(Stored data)
##########
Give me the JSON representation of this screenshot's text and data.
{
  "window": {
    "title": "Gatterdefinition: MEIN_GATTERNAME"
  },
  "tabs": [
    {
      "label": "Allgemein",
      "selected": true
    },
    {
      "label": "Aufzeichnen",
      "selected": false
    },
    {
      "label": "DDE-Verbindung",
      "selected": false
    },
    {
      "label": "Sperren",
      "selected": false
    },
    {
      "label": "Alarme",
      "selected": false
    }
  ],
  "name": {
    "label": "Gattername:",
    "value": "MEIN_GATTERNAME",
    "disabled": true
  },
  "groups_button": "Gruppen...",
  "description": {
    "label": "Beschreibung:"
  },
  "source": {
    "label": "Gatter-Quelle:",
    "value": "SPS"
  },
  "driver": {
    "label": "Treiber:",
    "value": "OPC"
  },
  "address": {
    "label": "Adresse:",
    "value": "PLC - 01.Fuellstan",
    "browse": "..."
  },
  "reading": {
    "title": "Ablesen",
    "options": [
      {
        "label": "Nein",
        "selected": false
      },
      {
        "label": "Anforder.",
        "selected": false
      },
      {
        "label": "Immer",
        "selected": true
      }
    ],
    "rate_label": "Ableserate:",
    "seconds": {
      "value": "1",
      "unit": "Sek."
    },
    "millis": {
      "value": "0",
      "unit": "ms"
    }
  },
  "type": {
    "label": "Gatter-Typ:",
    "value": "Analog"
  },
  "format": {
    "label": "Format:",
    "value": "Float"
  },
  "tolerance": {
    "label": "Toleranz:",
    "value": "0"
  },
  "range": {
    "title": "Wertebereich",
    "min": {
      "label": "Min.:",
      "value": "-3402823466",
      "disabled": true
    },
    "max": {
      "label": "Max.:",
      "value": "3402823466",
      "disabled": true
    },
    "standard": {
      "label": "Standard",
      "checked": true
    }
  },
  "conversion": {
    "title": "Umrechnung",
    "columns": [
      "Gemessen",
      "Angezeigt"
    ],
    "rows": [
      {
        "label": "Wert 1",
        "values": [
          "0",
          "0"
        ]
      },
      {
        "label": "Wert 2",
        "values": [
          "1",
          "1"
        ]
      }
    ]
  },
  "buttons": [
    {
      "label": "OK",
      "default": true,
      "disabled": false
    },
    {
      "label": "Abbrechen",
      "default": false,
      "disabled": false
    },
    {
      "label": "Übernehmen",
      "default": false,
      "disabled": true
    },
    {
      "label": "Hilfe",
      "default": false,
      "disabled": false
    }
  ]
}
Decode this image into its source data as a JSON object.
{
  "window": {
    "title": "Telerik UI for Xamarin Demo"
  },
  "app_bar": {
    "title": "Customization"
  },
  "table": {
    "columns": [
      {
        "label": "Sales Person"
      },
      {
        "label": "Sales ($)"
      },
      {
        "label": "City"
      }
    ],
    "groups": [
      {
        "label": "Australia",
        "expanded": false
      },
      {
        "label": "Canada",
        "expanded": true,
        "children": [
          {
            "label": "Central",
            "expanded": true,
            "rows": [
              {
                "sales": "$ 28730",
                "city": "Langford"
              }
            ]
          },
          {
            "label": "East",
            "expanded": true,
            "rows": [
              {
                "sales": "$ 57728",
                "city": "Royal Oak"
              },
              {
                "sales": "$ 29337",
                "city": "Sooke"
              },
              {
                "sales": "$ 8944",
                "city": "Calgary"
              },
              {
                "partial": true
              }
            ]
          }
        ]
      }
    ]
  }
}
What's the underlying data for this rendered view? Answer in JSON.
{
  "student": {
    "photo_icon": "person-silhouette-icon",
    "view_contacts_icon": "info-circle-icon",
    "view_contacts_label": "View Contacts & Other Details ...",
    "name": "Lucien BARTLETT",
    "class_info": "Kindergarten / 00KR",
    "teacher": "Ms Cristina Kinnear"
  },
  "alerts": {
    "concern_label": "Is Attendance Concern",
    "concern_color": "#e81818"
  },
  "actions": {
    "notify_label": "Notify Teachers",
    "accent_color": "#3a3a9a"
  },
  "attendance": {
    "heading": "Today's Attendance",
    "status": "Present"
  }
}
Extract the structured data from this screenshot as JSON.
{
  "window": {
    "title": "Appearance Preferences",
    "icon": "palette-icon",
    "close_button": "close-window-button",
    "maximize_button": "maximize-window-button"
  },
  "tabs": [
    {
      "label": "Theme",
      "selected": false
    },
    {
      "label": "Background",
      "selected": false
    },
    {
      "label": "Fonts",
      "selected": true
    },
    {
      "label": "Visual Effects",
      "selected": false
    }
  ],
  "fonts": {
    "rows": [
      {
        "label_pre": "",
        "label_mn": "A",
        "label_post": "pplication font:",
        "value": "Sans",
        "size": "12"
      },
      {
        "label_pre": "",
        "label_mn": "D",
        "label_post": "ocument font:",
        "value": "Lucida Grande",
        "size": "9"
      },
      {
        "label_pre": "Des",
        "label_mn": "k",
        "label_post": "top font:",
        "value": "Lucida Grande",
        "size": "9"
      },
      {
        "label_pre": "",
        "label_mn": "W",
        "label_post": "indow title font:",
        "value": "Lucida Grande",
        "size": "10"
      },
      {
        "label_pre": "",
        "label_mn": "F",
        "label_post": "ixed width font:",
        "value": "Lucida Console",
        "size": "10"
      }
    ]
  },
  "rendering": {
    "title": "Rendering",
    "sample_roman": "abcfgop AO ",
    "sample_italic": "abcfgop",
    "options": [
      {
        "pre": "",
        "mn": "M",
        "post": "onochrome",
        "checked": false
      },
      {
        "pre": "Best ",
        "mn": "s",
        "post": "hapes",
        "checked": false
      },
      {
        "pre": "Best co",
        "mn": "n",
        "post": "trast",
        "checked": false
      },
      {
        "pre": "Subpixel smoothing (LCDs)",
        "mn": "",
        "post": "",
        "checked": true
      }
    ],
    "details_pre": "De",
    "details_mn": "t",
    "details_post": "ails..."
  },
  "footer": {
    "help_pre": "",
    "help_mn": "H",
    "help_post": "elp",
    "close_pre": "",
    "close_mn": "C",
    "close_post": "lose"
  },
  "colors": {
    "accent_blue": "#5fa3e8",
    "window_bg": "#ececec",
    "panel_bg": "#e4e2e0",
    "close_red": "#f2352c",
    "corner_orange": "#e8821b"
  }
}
##########
Work to do:
Restate each record exactly as written.

Completed exercise:
Give me the JSON representation of this screenshot's text and data.
{
  "window": {
    "title": "Gatterdefinition: MEIN_GATTERNAME"
  },
  "tabs": [
    {
      "label": "Allgemein",
      "selected": true
    },
    {
      "label": "Aufzeichnen",
      "selected": false
    },
    {
      "label": "DDE-Verbindung",
      "selected": false
    },
    {
      "label": "Sperren",
      "selected": false
    },
    {
      "label": "Alarme",
      "selected": false
    }
  ],
  "name": {
    "label": "Gattername:",
    "value": "MEIN_GATTERNAME",
    "disabled": true
  },
  "groups_button": "Gruppen...",
  "description": {
    "label": "Beschreibung:"
  },
  "source": {
    "label": "Gatter-Quelle:",
    "value": "SPS"
  },
  "driver": {
    "label": "Treiber:",
    "value": "OPC"
  },
  "address": {
    "label": "Adresse:",
    "value": "PLC - 01.Fuellstan",
    "browse": "..."
  },
  "reading": {
    "title": "Ablesen",
    "options": [
      {
        "label": "Nein",
        "selected": false
      },
      {
        "label": "Anforder.",
        "selected": false
      },
      {
        "label": "Immer",
        "selected": true
      }
    ],
    "rate_label": "Ableserate:",
    "seconds": {
      "value": "1",
      "unit": "Sek."
    },
    "millis": {
      "value": "0",
      "unit": "ms"
    }
  },
  "type": {
    "label": "Gatter-Typ:",
    "value": "Analog"
  },
  "format": {
    "label": "Format:",
    "value": "Float"
  },
  "tolerance": {
    "label": "Toleranz:",
    "value": "0"
  },
  "range": {
    "title": "Wertebereich",
    "min": {
      "label": "Min.:",
      "value": "-3402823466",
      "disabled": true
    },
    "max": {
      "label": "Max.:",
      "value": "3402823466",
      "disabled": true
    },
    "standard": {
      "label": "Standard",
      "checked": true
    }
  },
  "conversion": {
    "title": "Umrechnung",
    "columns": [
      "Gemessen",
      "Angezeigt"
    ],
    "rows": [
      {
        "label": "Wert 1",
        "values": [
          "0",
          "0"
        ]
      },
      {
        "label": "Wert 2",
        "values": [
          "1",
          "1"
        ]
      }
    ]
  },
  "buttons": [
    {
      "label": "OK",
      "default": true,
      "disabled": false
    },
    {
      "label": "Abbrechen",
      "default": false,
      "disabled": false
    },
    {
      "label": "Übernehmen",
      "default": false,
      "disabled": true
    },
    {
      "label": "Hilfe",
      "default": false,
      "disabled": false
    }
  ]
}
Decode this image into its source data as a JSON object.
{
  "window": {
    "title": "Telerik UI for Xamarin Demo"
  },
  "app_bar": {
    "title": "Customization"
  },
  "table": {
    "columns": [
      {
        "label": "Sales Person"
      },
      {
        "label": "Sales ($)"
      },
      {
        "label": "City"
      }
    ],
    "groups": [
      {
        "label": "Australia",
        "expanded": false
      },
      {
        "label": "Canada",
        "expanded": true,
        "children": [
          {
            "label": "Central",
            "expanded": true,
            "rows": [
              {
                "sales": "$ 28730",
                "city": "Langford"
              }
            ]
          },
          {
            "label": "East",
            "expanded": true,
            "rows": [
              {
                "sales": "$ 57728",
                "city": "Royal Oak"
              },
              {
                "sales": "$ 29337",
                "city": "Sooke"
              },
              {
                "sales": "$ 8944",
                "city": "Calgary"
              },
              {
                "partial": true
              }
            ]
          }
        ]
      }
    ]
  }
}
What's the underlying data for this rendered view? Answer in JSON.
{
  "student": {
    "photo_icon": "person-silhouette-icon",
    "view_contacts_icon": "info-circle-icon",
    "view_contacts_label": "View Contacts & Other Details ...",
    "name": "Lucien BARTLETT",
    "class_info": "Kindergarten / 00KR",
    "teacher": "Ms Cristina Kinnear"
  },
  "alerts": {
    "concern_label": "Is Attendance Concern",
    "concern_color": "#e81818"
  },
  "actions": {
    "notify_label": "Notify Teachers",
    "accent_color": "#3a3a9a"
  },
  "attendance": {
    "heading": "Today's Attendance",
    "status": "Present"
  }
}
Extract the structured data from this screenshot as JSON.
{
  "window": {
    "title": "Appearance Preferences",
    "icon": "palette-icon",
    "close_button": "close-window-button",
    "maximize_button": "maximize-window-button"
  },
  "tabs": [
    {
      "label": "Theme",
      "selected": false
    },
    {
      "label": "Background",
      "selected": false
    },
    {
      "label": "Fonts",
      "selected": true
    },
    {
      "label": "Visual Effects",
      "selected": false
    }
  ],
  "fonts": {
    "rows": [
      {
        "label_pre": "",
        "label_mn": "A",
        "label_post": "pplication font:",
        "value": "Sans",
        "size": "12"
      },
      {
        "label_pre": "",
        "label_mn": "D",
        "label_post": "ocument font:",
        "value": "Lucida Grande",
        "size": "9"
      },
      {
        "label_pre": "Des",
        "label_mn": "k",
        "label_post": "top font:",
        "value": "Lucida Grande",
        "size": "9"
      },
      {
        "label_pre": "",
        "label_mn": "W",
        "label_post": "indow title font:",
        "value": "Lucida Grande",
        "size": "10"
      },
      {
        "label_pre": "",
        "label_mn": "F",
        "label_post": "ixed width font:",
        "value": "Lucida Console",
        "size": "10"
      }
    ]
  },
  "rendering": {
    "title": "Rendering",
    "sample_roman": "abcfgop AO ",
    "sample_italic": "abcfgop",
    "options": [
      {
        "pre": "",
        "mn": "M",
        "post": "onochrome",
        "checked": false
      },
      {
        "pre": "Best ",
        "mn": "s",
        "post": "hapes",
        "checked": false
      },
      {
        "pre": "Best co",
        "mn": "n",
        "post": "trast",
        "checked": false
      },
      {
        "pre": "Subpixel smoothing (LCDs)",
        "mn": "",
        "post": "",
        "checked": true
      }
    ],
    "details_pre": "De",
    "details_mn": "t",
    "details_post": "ails..."
  },
  "footer": {
    "help_pre": "",
    "help_mn": "H",
    "help_post": "elp",
    "close_pre": "",
    "close_mn": "C",
    "close_post": "lose"
  },
  "colors": {
    "accent_blue": "#5fa3e8",
    "window_bg": "#ececec",
    "panel_bg": "#e4e2e0",
    "close_red": "#f2352c",
    "corner_orange": "#e8821b"
  }
}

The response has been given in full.